• _Records about charts and figures_:
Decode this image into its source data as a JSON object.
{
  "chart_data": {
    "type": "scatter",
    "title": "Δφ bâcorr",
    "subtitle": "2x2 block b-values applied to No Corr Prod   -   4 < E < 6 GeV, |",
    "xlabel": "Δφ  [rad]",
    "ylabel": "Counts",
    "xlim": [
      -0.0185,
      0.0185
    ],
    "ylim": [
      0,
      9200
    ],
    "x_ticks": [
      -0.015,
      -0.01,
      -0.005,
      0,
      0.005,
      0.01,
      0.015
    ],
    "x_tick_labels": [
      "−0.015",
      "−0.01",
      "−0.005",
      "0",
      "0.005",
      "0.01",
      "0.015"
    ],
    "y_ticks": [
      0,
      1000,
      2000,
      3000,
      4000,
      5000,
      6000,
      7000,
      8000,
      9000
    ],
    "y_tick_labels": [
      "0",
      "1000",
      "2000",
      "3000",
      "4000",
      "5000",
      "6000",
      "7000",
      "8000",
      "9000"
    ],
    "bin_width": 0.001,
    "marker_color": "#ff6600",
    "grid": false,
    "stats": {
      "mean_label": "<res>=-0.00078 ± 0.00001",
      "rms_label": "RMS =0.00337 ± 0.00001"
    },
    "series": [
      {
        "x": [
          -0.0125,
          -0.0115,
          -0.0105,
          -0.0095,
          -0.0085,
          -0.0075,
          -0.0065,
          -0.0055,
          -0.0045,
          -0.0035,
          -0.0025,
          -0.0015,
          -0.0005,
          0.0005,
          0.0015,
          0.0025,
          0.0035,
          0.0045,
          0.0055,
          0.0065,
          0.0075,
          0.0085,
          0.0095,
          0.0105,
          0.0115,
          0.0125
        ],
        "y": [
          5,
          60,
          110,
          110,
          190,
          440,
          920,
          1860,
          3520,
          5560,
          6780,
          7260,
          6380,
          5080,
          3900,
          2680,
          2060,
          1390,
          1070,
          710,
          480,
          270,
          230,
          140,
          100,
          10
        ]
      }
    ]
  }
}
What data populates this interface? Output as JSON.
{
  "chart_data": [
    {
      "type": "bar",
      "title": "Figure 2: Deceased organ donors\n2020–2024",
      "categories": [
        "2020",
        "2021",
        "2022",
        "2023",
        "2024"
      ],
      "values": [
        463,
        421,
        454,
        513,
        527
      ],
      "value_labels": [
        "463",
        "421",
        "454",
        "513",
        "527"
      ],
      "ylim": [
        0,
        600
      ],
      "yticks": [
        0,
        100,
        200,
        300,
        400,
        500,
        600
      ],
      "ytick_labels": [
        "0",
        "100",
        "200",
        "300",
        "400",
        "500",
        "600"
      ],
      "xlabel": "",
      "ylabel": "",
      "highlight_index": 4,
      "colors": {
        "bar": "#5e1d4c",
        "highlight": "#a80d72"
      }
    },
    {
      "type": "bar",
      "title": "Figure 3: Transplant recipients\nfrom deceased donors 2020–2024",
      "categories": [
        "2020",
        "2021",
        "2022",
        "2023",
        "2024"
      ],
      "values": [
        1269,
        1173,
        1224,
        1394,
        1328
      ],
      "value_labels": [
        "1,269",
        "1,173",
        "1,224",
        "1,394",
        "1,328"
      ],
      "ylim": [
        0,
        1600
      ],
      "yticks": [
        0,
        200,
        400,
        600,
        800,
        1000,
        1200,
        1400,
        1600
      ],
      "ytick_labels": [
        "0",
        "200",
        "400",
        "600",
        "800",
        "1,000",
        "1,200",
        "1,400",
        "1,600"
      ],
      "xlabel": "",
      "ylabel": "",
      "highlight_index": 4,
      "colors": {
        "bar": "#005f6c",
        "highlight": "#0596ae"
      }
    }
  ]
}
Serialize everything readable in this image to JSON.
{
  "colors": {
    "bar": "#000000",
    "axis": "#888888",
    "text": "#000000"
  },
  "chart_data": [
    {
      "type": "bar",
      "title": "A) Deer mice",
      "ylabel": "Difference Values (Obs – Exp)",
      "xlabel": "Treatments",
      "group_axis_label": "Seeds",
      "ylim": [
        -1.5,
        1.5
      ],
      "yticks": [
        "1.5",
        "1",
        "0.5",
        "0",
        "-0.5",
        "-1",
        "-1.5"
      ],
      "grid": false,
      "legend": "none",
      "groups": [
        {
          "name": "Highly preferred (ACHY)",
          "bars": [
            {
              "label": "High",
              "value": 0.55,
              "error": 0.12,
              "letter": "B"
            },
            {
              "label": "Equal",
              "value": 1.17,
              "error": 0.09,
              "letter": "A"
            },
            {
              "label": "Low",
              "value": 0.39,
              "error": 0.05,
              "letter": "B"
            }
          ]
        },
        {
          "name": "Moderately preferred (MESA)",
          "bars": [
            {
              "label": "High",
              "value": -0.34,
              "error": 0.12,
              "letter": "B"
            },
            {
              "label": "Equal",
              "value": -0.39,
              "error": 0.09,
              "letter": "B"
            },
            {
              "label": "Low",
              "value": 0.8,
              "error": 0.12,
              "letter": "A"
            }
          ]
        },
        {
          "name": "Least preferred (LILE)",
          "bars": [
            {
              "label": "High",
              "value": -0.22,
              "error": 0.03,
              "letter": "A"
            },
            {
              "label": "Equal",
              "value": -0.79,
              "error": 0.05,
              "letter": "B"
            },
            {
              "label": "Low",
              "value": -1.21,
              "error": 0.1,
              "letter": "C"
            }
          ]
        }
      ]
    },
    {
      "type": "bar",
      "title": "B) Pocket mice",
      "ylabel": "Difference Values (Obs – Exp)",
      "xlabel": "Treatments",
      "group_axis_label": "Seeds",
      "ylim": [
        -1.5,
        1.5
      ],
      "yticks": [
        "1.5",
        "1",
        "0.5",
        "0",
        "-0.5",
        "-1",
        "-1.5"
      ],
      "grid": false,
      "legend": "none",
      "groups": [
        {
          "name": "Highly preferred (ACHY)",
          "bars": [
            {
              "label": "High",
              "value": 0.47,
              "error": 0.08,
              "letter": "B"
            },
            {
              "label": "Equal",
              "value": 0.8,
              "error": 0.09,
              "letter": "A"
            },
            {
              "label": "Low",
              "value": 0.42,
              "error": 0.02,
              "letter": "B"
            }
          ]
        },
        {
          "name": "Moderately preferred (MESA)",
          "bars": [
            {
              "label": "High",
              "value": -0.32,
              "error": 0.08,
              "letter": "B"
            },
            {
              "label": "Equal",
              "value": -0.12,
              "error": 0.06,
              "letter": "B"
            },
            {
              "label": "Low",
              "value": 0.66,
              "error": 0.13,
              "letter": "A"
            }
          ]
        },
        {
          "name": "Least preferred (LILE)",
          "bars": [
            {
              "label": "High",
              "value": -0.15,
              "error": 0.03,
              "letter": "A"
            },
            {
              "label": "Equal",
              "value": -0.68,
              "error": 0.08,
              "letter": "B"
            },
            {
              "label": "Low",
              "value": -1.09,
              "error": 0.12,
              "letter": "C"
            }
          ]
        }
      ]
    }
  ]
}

• _WRITTEN TASK_:
Above are some records; repeat all of them exactly.

• _SOLUTION BELOW_:
Decode this image into its source data as a JSON object.
{
  "chart_data": {
    "type": "scatter",
    "title": "Δφ bâcorr",
    "subtitle": "2x2 block b-values applied to No Corr Prod   -   4 < E < 6 GeV, |",
    "xlabel": "Δφ  [rad]",
    "ylabel": "Counts",
    "xlim": [
      -0.0185,
      0.0185
    ],
    "ylim": [
      0,
      9200
    ],
    "x_ticks": [
      -0.015,
      -0.01,
      -0.005,
      0,
      0.005,
      0.01,
      0.015
    ],
    "x_tick_labels": [
      "−0.015",
      "−0.01",
      "−0.005",
      "0",
      "0.005",
      "0.01",
      "0.015"
    ],
    "y_ticks": [
      0,
      1000,
      2000,
      3000,
      4000,
      5000,
      6000,
      7000,
      8000,
      9000
    ],
    "y_tick_labels": [
      "0",
      "1000",
      "2000",
      "3000",
      "4000",
      "5000",
      "6000",
      "7000",
      "8000",
      "9000"
    ],
    "bin_width": 0.001,
    "marker_color": "#ff6600",
    "grid": false,
    "stats": {
      "mean_label": "<res>=-0.00078 ± 0.00001",
      "rms_label": "RMS =0.00337 ± 0.00001"
    },
    "series": [
      {
        "x": [
          -0.0125,
          -0.0115,
          -0.0105,
          -0.0095,
          -0.0085,
          -0.0075,
          -0.0065,
          -0.0055,
          -0.0045,
          -0.0035,
          -0.0025,
          -0.0015,
          -0.0005,
          0.0005,
          0.0015,
          0.0025,
          0.0035,
          0.0045,
          0.0055,
          0.0065,
          0.0075,
          0.0085,
          0.0095,
          0.0105,
          0.0115,
          0.0125
        ],
        "y": [
          5,
          60,
          110,
          110,
          190,
          440,
          920,
          1860,
          3520,
          5560,
          6780,
          7260,
          6380,
          5080,
          3900,
          2680,
          2060,
          1390,
          1070,
          710,
          480,
          270,
          230,
          140,
          100,
          10
        ]
      }
    ]
  }
}
What data populates this interface? Output as JSON.
{
  "chart_data": [
    {
      "type": "bar",
      "title": "Figure 2: Deceased organ donors\n2020–2024",
      "categories": [
        "2020",
        "2021",
        "2022",
        "2023",
        "2024"
      ],
      "values": [
        463,
        421,
        454,
        513,
        527
      ],
      "value_labels": [
        "463",
        "421",
        "454",
        "513",
        "527"
      ],
      "ylim": [
        0,
        600
      ],
      "yticks": [
        0,
        100,
        200,
        300,
        400,
        500,
        600
      ],
      "ytick_labels": [
        "0",
        "100",
        "200",
        "300",
        "400",
        "500",
        "600"
      ],
      "xlabel": "",
      "ylabel": "",
      "highlight_index": 4,
      "colors": {
        "bar": "#5e1d4c",
        "highlight": "#a80d72"
      }
    },
    {
      "type": "bar",
      "title": "Figure 3: Transplant recipients\nfrom deceased donors 2020–2024",
      "categories": [
        "2020",
        "2021",
        "2022",
        "2023",
        "2024"
      ],
      "values": [
        1269,
        1173,
        1224,
        1394,
        1328
      ],
      "value_labels": [
        "1,269",
        "1,173",
        "1,224",
        "1,394",
        "1,328"
      ],
      "ylim": [
        0,
        1600
      ],
      "yticks": [
        0,
        200,
        400,
        600,
        800,
        1000,
        1200,
        1400,
        1600
      ],
      "ytick_labels": [
        "0",
        "200",
        "400",
        "600",
        "800",
        "1,000",
        "1,200",
        "1,400",
        "1,600"
      ],
      "xlabel": "",
      "ylabel": "",
      "highlight_index": 4,
      "colors": {
        "bar": "#005f6c",
        "highlight": "#0596ae"
      }
    }
  ]
}
Serialize everything readable in this image to JSON.
{
  "colors": {
    "bar": "#000000",
    "axis": "#888888",
    "text": "#000000"
  },
  "chart_data": [
    {
      "type": "bar",
      "title": "A) Deer mice",
      "ylabel": "Difference Values (Obs – Exp)",
      "xlabel": "Treatments",
      "group_axis_label": "Seeds",
      "ylim": [
        -1.5,
        1.5
      ],
      "yticks": [
        "1.5",
        "1",
        "0.5",
        "0",
        "-0.5",
        "-1",
        "-1.5"
      ],
      "grid": false,
      "legend": "none",
      "groups": [
        {
          "name": "Highly preferred (ACHY)",
          "bars": [
            {
              "label": "High",
              "value": 0.55,
              "error": 0.12,
              "letter": "B"
            },
            {
              "label": "Equal",
              "value": 1.17,
              "error": 0.09,
              "letter": "A"
            },
            {
              "label": "Low",
              "value": 0.39,
              "error": 0.05,
              "letter": "B"
            }
          ]
        },
        {
          "name": "Moderately preferred (MESA)",
          "bars": [
            {
              "label": "High",
              "value": -0.34,
              "error": 0.12,
              "letter": "B"
            },
            {
              "label": "Equal",
              "value": -0.39,
              "error": 0.09,
              "letter": "B"
            },
            {
              "label": "Low",
              "value": 0.8,
              "error": 0.12,
              "letter": "A"
            }
          ]
        },
        {
          "name": "Least preferred (LILE)",
          "bars": [
            {
              "label": "High",
              "value": -0.22,
              "error": 0.03,
              "letter": "A"
            },
            {
              "label": "Equal",
              "value": -0.79,
              "error": 0.05,
              "letter": "B"
            },
            {
              "label": "Low",
              "value": -1.21,
              "error": 0.1,
              "letter": "C"
            }
          ]
        }
      ]
    },
    {
      "type": "bar",
      "title": "B) Pocket mice",
      "ylabel": "Difference Values (Obs – Exp)",
      "xlabel": "Treatments",
      "group_axis_label": "Seeds",
      "ylim": [
        -1.5,
        1.5
      ],
      "yticks": [
        "1.5",
        "1",
        "0.5",
        "0",
        "-0.5",
        "-1",
        "-1.5"
      ],
      "grid": false,
      "legend": "none",
      "groups": [
        {
          "name": "Highly preferred (ACHY)",
          "bars": [
            {
              "label": "High",
              "value": 0.47,
              "error": 0.08,
              "letter": "B"
            },
            {
              "label": "Equal",
              "value": 0.8,
              "error": 0.09,
              "letter": "A"
            },
            {
              "label": "Low",
              "value": 0.42,
              "error": 0.02,
              "letter": "B"
            }
          ]
        },
        {
          "name": "Moderately preferred (MESA)",
          "bars": [
            {
              "label": "High",
              "value": -0.32,
              "error": 0.08,
              "letter": "B"
            },
            {
              "label": "Equal",
              "value": -0.12,
              "error": 0.06,
              "letter": "B"
            },
            {
              "label": "Low",
              "value": 0.66,
              "error": 0.13,
              "letter": "A"
            }
          ]
        },
        {
          "name": "Least preferred (LILE)",
          "bars": [
            {
              "label": "High",
              "value": -0.15,
              "error": 0.03,
              "letter": "A"
            },
            {
              "label": "Equal",
              "value": -0.68,
              "error": 0.08,
              "letter": "B"
            },
            {
              "label": "Low",
              "value": -1.09,
              "error": 0.12,
              "letter": "C"
            }
          ]
        }
      ]
    }
  ]
}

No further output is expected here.